[Data excerpts]
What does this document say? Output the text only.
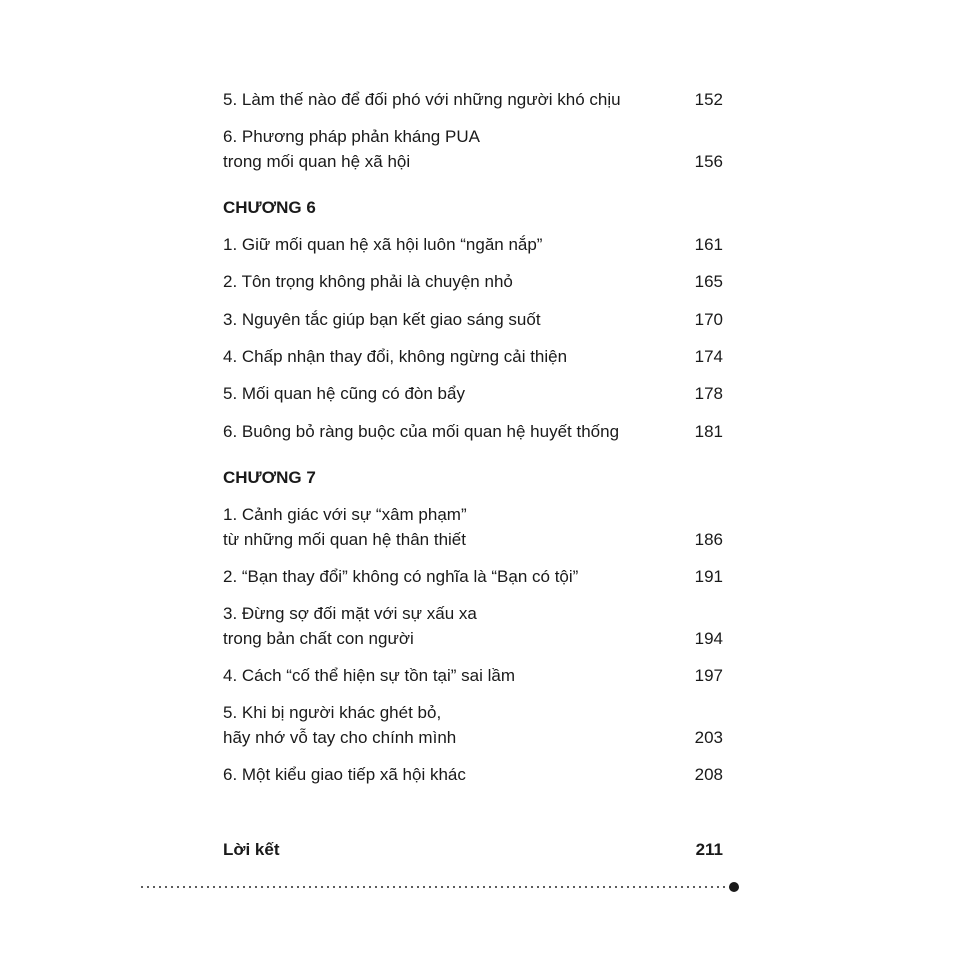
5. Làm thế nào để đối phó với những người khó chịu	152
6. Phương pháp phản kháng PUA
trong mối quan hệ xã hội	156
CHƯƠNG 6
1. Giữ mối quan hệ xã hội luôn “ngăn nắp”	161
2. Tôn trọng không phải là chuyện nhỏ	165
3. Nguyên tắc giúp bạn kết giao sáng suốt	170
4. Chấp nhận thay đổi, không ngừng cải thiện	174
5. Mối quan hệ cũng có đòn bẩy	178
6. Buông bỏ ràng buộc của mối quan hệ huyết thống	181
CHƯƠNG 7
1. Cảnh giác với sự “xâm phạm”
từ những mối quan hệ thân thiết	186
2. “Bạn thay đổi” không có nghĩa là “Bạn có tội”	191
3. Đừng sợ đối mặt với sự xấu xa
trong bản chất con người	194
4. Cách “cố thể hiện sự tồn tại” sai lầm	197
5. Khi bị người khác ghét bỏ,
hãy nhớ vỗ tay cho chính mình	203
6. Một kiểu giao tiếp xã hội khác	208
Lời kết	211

...

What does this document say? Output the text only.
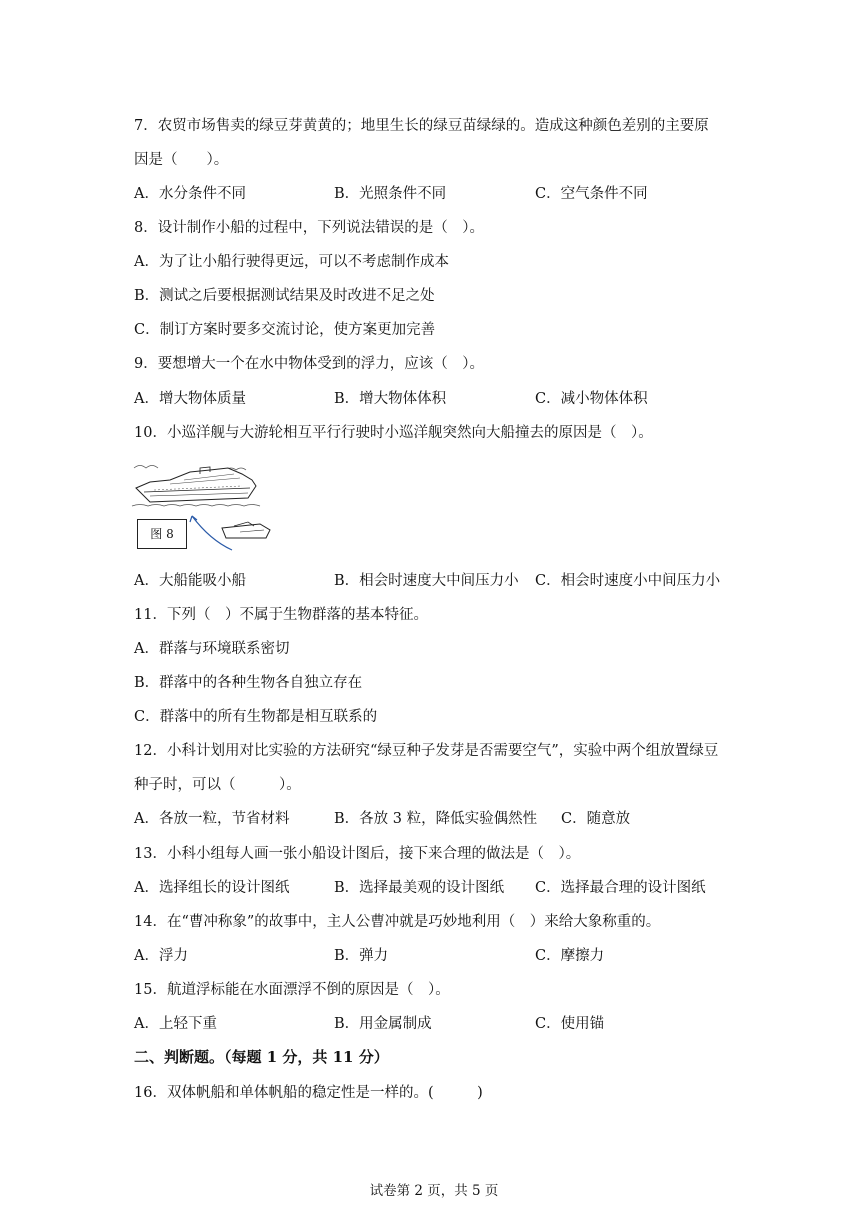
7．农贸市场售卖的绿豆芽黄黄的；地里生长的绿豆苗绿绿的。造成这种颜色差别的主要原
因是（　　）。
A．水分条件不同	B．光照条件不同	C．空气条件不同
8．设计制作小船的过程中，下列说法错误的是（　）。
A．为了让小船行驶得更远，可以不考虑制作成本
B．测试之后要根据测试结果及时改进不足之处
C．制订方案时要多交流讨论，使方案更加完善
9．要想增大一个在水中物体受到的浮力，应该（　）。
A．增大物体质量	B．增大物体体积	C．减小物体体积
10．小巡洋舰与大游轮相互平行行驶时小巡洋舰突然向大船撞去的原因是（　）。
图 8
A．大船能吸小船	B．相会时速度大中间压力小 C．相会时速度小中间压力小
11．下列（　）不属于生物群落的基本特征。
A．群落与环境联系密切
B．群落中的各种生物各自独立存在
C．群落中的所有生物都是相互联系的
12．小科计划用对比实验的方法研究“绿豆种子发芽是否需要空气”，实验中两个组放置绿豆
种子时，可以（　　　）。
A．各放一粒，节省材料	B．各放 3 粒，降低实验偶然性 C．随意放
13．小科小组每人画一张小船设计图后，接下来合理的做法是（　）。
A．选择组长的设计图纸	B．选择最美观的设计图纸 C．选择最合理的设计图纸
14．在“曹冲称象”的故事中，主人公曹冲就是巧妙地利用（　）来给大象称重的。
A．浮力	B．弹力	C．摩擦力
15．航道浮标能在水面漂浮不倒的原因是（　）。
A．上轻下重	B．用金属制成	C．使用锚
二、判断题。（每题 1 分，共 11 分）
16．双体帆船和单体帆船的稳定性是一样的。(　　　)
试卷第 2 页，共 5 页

...

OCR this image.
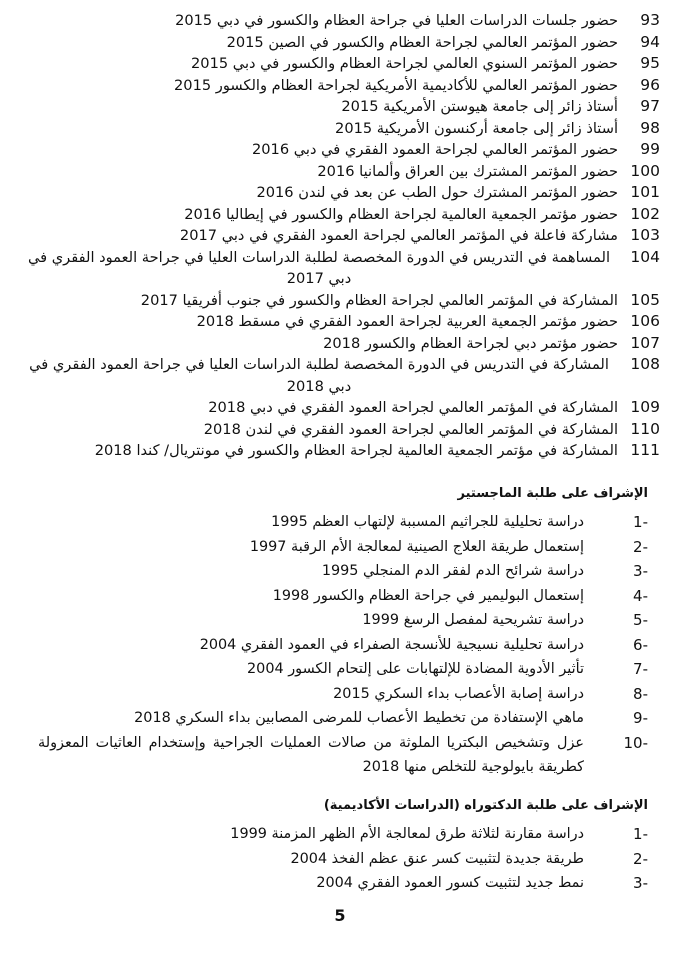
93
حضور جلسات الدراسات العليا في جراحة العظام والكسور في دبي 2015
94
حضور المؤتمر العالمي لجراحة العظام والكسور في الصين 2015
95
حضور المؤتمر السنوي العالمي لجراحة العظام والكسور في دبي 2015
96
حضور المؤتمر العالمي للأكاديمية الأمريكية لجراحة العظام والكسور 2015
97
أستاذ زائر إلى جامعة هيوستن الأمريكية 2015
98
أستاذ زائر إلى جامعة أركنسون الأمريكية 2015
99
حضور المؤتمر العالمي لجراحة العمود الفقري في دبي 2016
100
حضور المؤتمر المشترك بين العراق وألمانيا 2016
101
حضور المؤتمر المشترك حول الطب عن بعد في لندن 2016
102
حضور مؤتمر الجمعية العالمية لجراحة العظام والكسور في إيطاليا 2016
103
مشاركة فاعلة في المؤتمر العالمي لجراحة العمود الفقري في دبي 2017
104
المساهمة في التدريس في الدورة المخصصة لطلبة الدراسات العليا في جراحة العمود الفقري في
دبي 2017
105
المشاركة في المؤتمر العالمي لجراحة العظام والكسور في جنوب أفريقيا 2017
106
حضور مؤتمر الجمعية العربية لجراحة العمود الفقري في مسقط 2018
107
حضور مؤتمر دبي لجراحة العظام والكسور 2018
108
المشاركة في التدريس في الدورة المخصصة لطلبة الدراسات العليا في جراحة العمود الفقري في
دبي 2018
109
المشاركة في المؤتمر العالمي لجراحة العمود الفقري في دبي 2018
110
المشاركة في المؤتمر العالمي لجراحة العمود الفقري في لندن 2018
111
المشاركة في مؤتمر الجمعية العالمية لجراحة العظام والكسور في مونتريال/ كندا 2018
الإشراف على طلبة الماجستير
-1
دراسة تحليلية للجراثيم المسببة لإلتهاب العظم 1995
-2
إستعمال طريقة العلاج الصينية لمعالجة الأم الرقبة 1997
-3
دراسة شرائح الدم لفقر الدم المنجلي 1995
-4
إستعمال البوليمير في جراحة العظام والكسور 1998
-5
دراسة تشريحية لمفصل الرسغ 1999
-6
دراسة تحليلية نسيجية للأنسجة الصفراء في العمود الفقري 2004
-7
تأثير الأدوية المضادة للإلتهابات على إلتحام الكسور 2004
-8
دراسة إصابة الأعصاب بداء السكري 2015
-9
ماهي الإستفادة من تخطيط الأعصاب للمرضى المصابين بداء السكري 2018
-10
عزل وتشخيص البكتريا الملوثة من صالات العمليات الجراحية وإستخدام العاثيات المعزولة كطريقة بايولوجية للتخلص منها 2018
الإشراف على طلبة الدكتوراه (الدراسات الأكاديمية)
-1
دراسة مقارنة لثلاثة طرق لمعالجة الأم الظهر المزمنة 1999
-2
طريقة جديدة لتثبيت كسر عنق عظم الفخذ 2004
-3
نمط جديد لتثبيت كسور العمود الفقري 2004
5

• _Written exercise_: Wherever the string "giao" appears in the entries above, list that line.

• _Answer to the task_:
3. Nguyên tắc giúp bạn kết giao sáng suốt	170
6. Một kiểu giao tiếp xã hội khác	208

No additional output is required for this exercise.